▶ **Data listing**:

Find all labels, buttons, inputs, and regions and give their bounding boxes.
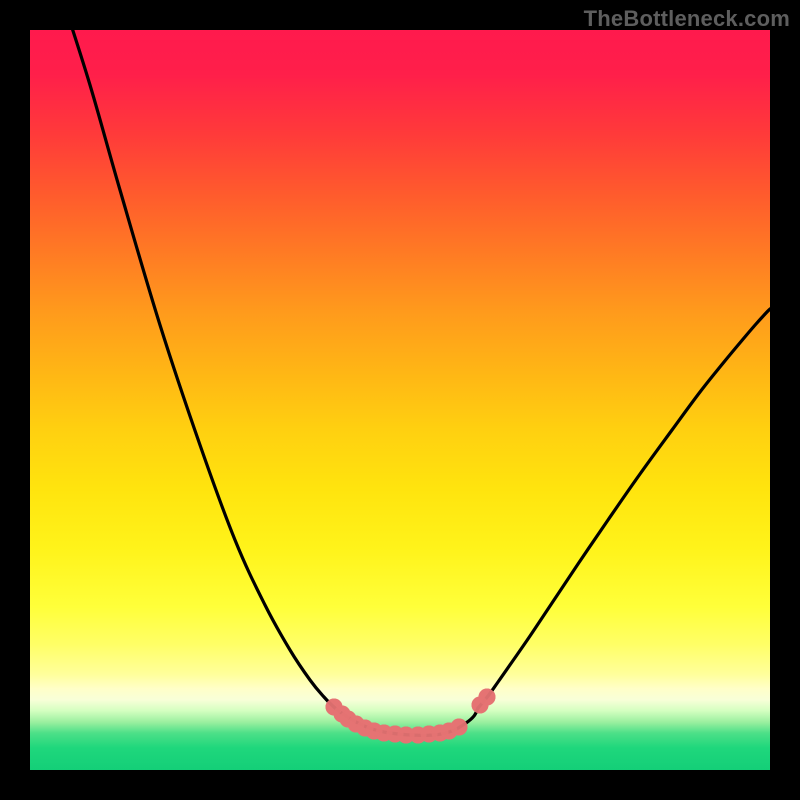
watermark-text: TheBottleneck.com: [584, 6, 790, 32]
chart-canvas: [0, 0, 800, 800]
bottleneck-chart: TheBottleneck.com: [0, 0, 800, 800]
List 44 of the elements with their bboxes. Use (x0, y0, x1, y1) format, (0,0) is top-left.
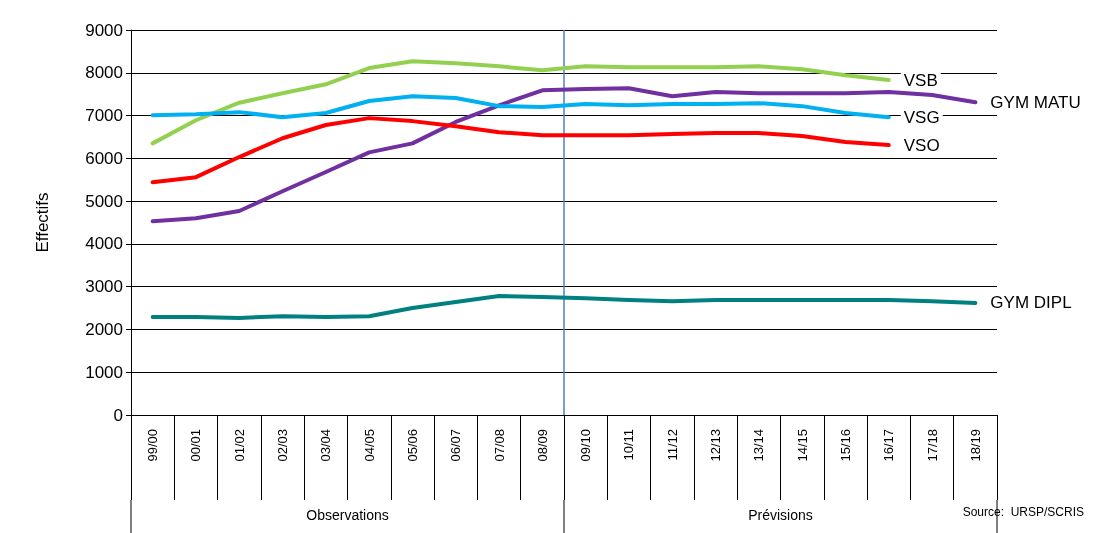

* * *

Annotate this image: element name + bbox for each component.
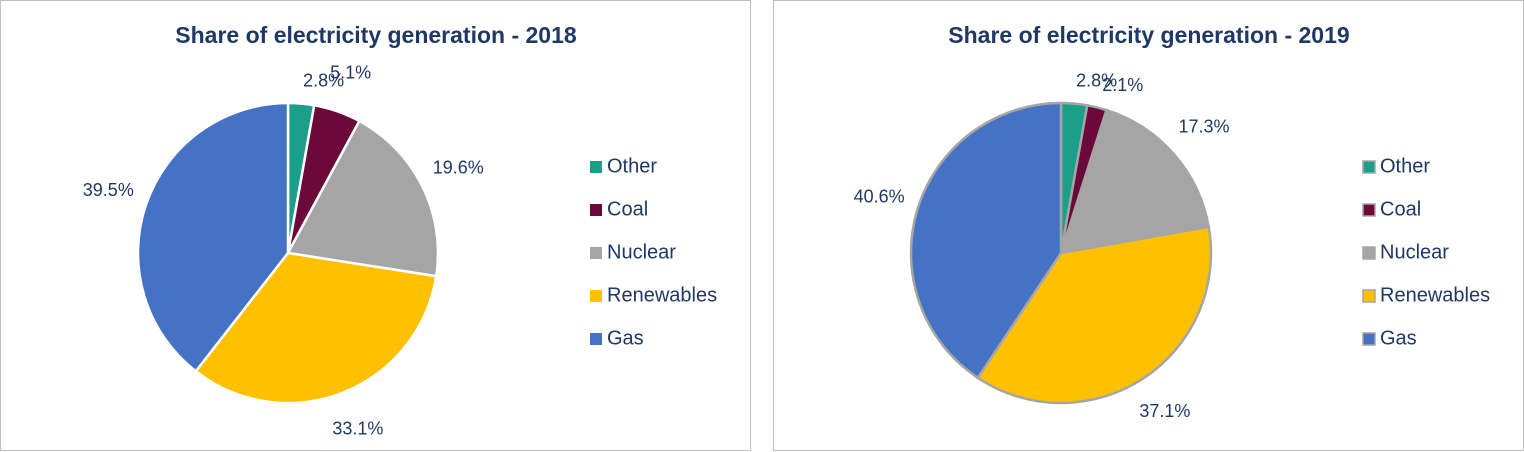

---

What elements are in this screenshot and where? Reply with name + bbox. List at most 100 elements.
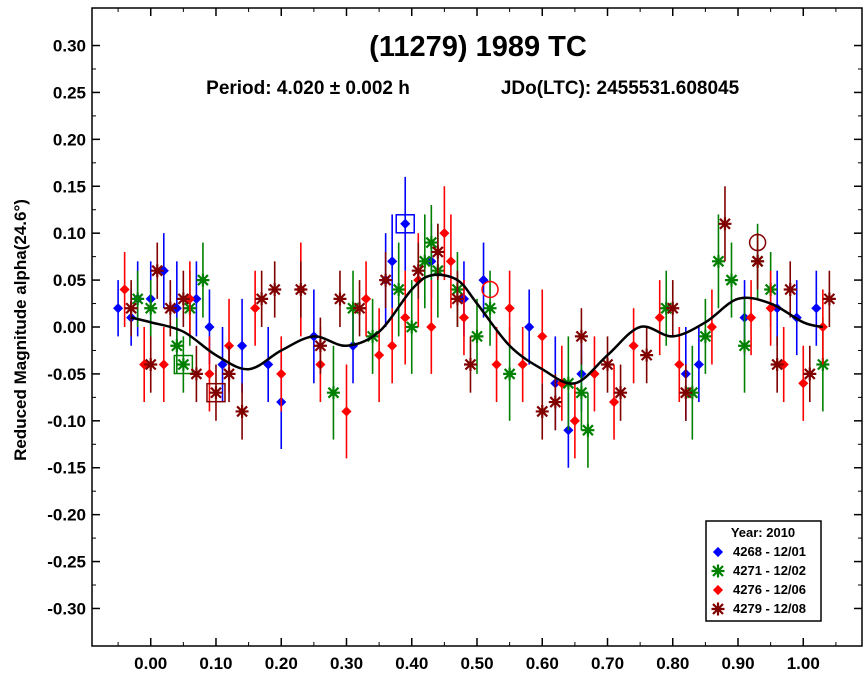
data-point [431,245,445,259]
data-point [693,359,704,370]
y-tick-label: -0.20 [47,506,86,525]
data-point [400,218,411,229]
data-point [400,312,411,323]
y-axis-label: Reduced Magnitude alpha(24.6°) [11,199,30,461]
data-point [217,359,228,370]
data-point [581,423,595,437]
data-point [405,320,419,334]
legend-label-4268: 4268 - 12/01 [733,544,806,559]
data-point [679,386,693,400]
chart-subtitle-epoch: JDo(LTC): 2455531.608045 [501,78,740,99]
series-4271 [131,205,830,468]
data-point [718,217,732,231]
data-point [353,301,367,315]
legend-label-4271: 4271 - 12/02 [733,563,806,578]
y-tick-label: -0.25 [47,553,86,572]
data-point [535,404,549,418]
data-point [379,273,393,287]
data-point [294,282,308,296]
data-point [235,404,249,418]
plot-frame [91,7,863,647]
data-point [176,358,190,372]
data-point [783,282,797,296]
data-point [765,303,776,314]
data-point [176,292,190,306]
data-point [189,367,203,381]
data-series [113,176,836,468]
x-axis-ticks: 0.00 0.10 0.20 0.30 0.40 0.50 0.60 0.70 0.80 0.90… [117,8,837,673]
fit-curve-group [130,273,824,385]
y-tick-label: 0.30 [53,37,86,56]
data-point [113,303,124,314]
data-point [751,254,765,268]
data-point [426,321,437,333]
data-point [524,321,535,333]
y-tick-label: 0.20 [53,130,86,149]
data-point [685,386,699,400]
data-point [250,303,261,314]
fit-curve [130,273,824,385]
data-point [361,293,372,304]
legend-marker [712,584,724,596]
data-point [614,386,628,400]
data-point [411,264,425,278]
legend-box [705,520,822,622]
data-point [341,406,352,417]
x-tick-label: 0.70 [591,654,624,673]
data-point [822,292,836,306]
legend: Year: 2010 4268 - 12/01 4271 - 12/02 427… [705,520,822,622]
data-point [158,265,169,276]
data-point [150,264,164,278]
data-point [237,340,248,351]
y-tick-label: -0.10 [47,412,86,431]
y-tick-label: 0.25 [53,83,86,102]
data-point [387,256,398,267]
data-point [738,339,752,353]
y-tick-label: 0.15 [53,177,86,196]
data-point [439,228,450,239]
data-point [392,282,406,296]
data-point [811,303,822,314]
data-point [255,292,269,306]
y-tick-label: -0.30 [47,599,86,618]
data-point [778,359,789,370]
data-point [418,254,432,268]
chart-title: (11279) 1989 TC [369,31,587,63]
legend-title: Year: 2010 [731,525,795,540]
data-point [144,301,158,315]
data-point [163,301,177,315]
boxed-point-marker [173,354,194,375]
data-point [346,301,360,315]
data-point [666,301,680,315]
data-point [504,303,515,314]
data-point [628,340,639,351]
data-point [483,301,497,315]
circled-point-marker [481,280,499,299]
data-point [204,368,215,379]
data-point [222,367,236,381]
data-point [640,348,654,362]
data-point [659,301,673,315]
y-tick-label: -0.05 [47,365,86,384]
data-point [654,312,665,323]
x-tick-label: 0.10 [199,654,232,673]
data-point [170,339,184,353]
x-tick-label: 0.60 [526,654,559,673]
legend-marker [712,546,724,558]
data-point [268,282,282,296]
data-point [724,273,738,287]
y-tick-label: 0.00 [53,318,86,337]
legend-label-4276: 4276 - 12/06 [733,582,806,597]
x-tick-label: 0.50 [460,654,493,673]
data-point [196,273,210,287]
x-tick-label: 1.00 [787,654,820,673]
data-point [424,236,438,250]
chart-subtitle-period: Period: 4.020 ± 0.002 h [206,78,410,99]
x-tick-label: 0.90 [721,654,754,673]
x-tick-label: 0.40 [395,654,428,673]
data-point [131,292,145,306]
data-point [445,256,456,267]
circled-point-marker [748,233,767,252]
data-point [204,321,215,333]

▶ **Job**: Can you substitute "areas" for "regions" in the listing between the lines holding "Find all labels, buttons, inputs, and" and "List 44 of the", inclusive, and give those lines again with nothing else altered? Omit the pictures from your answer.

▶ **Written response**:
Find all labels, buttons, inputs, and areas and give their bounding boxes.
watermark-text: TheBottleneck.com: [584, 6, 790, 32]
chart-canvas: [0, 0, 800, 800]
bottleneck-chart: TheBottleneck.com: [0, 0, 800, 800]
List 44 of the elements with their bboxes. Use (x0, y0, x1, y1) format, (0,0) is top-left.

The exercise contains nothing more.